| Your task |
In the data below, locate the line containing "Transcribe this image's" and the line containing "Enumerate this screenshot's", then retype both and everything between them exactly. Pictures are not part of the copy.

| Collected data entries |
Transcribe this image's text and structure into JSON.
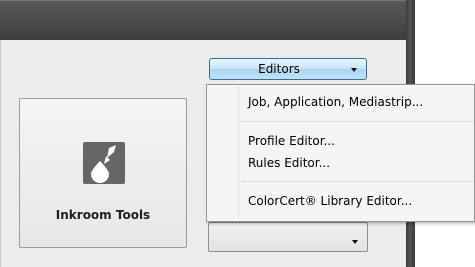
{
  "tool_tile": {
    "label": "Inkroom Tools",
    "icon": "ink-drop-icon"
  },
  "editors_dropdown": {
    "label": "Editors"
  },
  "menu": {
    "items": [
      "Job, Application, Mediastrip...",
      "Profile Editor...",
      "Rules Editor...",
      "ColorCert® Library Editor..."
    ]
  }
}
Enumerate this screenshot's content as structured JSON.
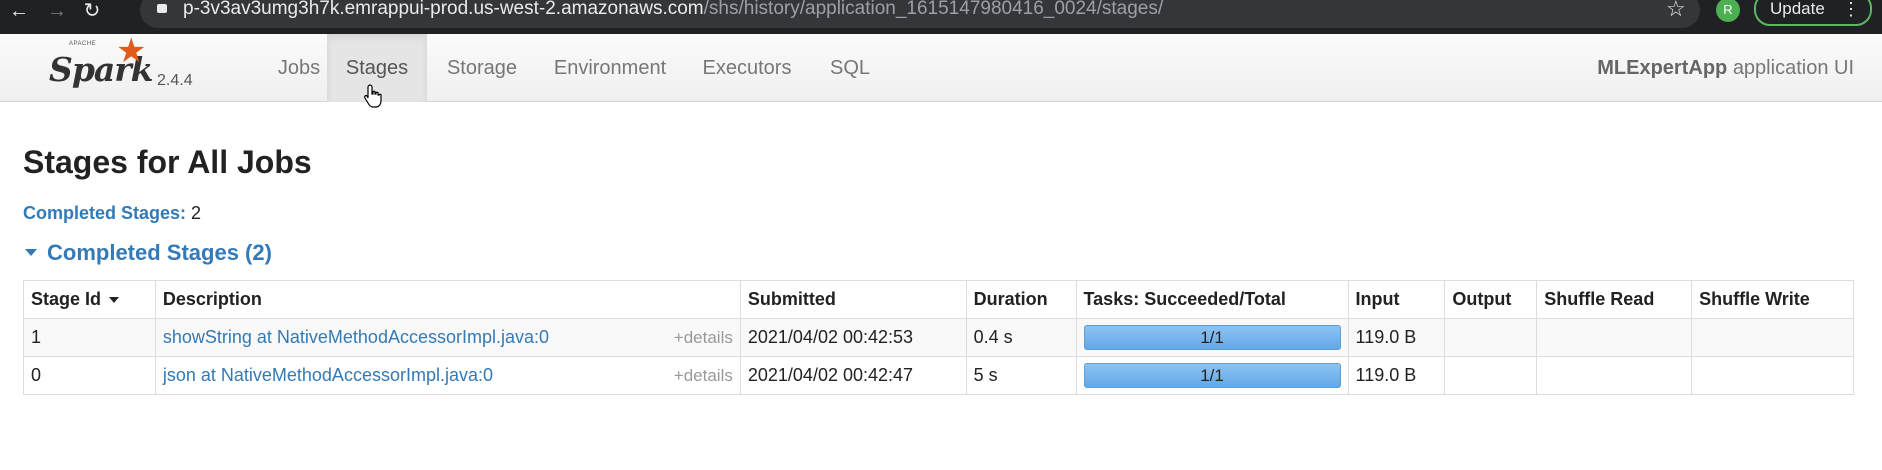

==

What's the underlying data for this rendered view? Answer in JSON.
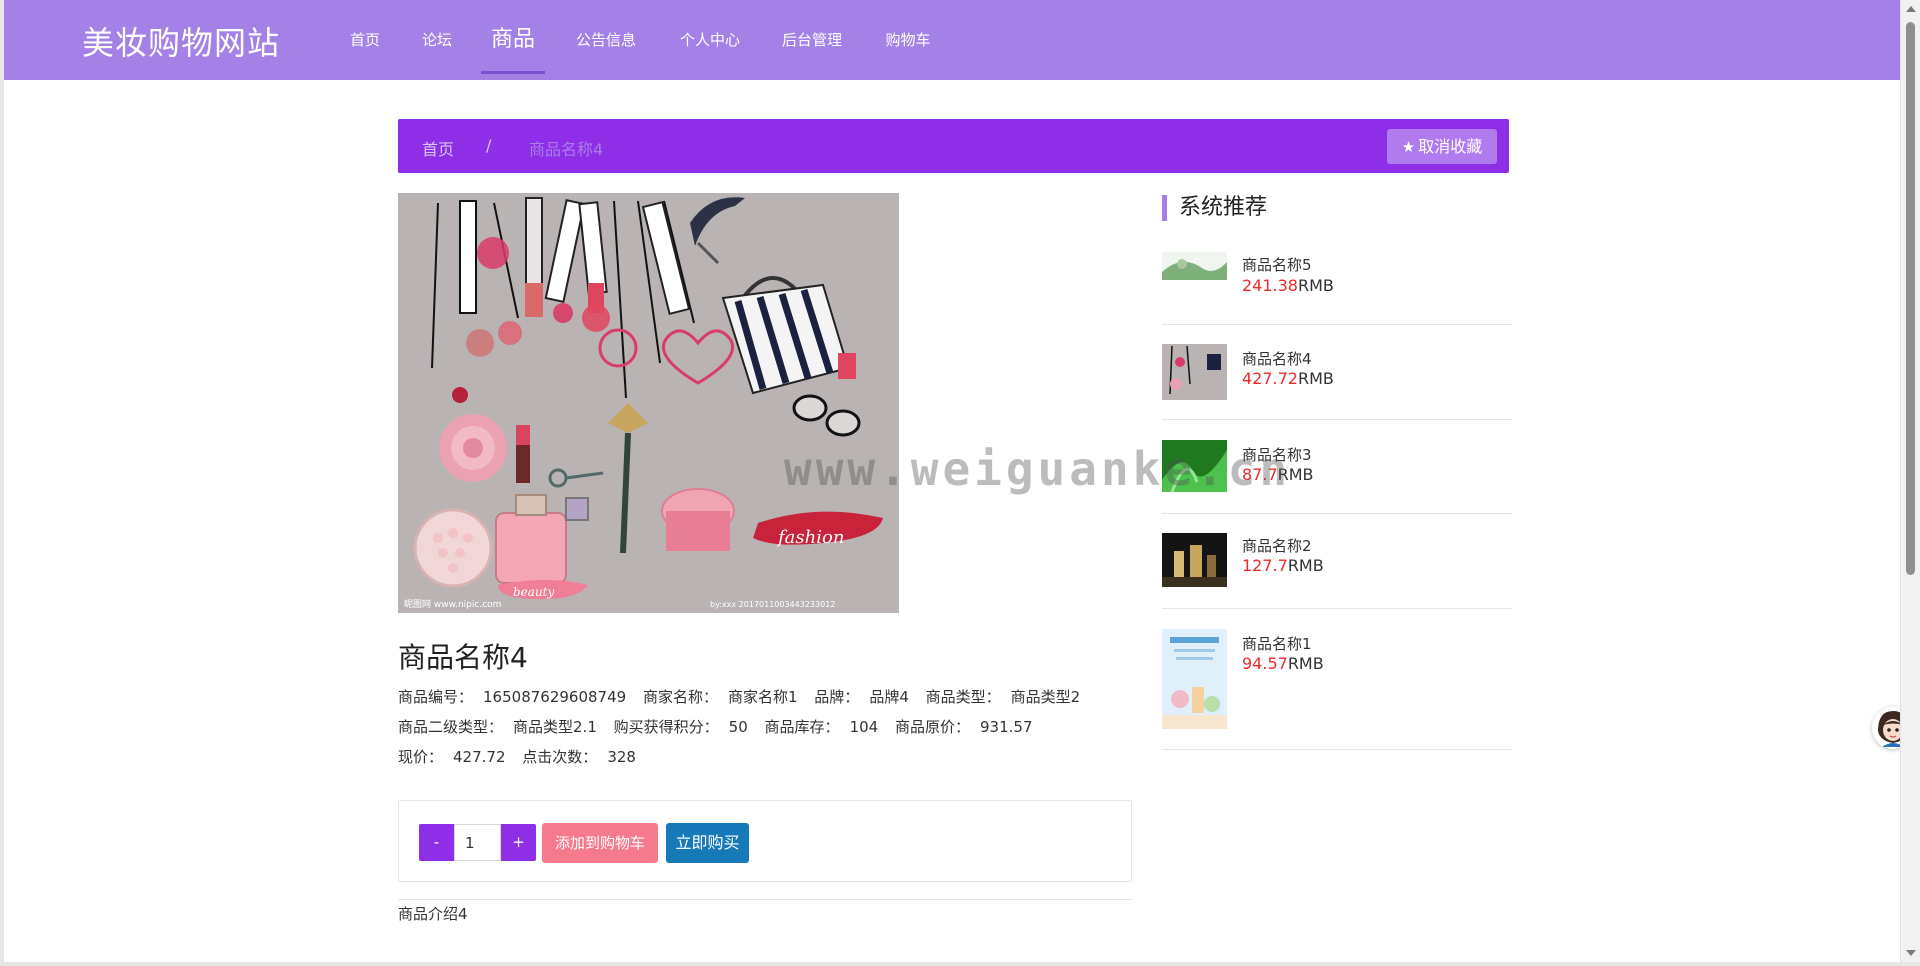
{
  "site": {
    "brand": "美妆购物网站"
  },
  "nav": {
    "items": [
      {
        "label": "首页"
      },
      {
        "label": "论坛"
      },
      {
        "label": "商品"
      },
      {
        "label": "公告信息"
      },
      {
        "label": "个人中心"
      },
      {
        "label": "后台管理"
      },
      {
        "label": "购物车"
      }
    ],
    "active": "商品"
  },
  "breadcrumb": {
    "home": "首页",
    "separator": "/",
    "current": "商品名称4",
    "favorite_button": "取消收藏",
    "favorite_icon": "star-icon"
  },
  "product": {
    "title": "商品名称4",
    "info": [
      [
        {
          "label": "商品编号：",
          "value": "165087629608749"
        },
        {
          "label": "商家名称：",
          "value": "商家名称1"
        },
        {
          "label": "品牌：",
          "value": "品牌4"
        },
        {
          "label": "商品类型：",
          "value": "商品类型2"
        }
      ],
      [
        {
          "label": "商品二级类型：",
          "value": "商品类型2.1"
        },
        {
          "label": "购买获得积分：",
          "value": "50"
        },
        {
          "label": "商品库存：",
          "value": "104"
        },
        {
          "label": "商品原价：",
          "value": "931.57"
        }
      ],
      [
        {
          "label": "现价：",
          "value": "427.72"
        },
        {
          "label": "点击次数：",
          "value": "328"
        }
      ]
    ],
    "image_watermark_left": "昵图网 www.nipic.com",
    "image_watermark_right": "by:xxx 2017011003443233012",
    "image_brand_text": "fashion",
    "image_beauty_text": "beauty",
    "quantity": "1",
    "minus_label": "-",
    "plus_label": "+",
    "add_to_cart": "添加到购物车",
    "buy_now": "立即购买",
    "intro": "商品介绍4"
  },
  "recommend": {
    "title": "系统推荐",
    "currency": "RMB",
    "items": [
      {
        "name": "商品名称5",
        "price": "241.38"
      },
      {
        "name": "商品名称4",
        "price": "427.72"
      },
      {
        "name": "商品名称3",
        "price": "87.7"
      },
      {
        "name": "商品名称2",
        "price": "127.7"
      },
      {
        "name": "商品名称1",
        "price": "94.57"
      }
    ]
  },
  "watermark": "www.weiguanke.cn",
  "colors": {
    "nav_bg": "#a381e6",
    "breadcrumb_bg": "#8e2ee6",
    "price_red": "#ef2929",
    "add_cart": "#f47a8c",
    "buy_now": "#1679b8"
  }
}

| Correct output |
Transcribe this image's text and structure into JSON.
{
  "tool_tile": {
    "label": "Inkroom Tools",
    "icon": "ink-drop-icon"
  },
  "editors_dropdown": {
    "label": "Editors"
  },
  "menu": {
    "items": [
      "Job, Application, Mediastrip...",
      "Profile Editor...",
      "Rules Editor...",
      "ColorCert® Library Editor..."
    ]
  }
}
Enumerate this screenshot's content as structured JSON.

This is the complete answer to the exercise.